## RAW RECORDS

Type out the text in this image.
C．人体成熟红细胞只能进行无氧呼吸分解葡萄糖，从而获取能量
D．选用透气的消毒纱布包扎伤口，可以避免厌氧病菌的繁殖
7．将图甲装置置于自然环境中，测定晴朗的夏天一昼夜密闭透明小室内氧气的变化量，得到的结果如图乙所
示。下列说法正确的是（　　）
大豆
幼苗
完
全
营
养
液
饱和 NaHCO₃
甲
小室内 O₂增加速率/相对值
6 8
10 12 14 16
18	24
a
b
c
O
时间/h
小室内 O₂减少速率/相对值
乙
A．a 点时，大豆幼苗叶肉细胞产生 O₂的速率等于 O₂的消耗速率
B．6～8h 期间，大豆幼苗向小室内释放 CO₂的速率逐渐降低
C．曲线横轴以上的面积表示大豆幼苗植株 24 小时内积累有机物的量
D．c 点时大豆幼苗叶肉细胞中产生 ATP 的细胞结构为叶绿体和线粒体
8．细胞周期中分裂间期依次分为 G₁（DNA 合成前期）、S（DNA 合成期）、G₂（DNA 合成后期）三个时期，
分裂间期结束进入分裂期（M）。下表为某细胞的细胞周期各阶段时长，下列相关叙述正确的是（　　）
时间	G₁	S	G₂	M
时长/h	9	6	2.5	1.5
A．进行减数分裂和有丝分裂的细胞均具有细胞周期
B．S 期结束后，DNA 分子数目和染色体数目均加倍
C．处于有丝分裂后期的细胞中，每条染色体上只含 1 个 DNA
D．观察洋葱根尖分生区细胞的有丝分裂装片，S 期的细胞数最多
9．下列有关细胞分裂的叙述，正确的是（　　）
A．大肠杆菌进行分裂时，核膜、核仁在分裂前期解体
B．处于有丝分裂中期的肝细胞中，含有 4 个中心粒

## EXERCISE DETAILS
Give an exact copy of all the data shown above.

## ANSWER TO THIS PROBLEM
Type out the text in this image.
C．人体成熟红细胞只能进行无氧呼吸分解葡萄糖，从而获取能量
D．选用透气的消毒纱布包扎伤口，可以避免厌氧病菌的繁殖
7．将图甲装置置于自然环境中，测定晴朗的夏天一昼夜密闭透明小室内氧气的变化量，得到的结果如图乙所
示。下列说法正确的是（　　）
大豆
幼苗
完
全
营
养
液
饱和 NaHCO₃
甲
小室内 O₂增加速率/相对值
6 8
10 12 14 16
18	24
a
b
c
O
时间/h
小室内 O₂减少速率/相对值
乙
A．a 点时，大豆幼苗叶肉细胞产生 O₂的速率等于 O₂的消耗速率
B．6～8h 期间，大豆幼苗向小室内释放 CO₂的速率逐渐降低
C．曲线横轴以上的面积表示大豆幼苗植株 24 小时内积累有机物的量
D．c 点时大豆幼苗叶肉细胞中产生 ATP 的细胞结构为叶绿体和线粒体
8．细胞周期中分裂间期依次分为 G₁（DNA 合成前期）、S（DNA 合成期）、G₂（DNA 合成后期）三个时期，
分裂间期结束进入分裂期（M）。下表为某细胞的细胞周期各阶段时长，下列相关叙述正确的是（　　）
时间	G₁	S	G₂	M
时长/h	9	6	2.5	1.5
A．进行减数分裂和有丝分裂的细胞均具有细胞周期
B．S 期结束后，DNA 分子数目和染色体数目均加倍
C．处于有丝分裂后期的细胞中，每条染色体上只含 1 个 DNA
D．观察洋葱根尖分生区细胞的有丝分裂装片，S 期的细胞数最多
9．下列有关细胞分裂的叙述，正确的是（　　）
A．大肠杆菌进行分裂时，核膜、核仁在分裂前期解体
B．处于有丝分裂中期的肝细胞中，含有 4 个中心粒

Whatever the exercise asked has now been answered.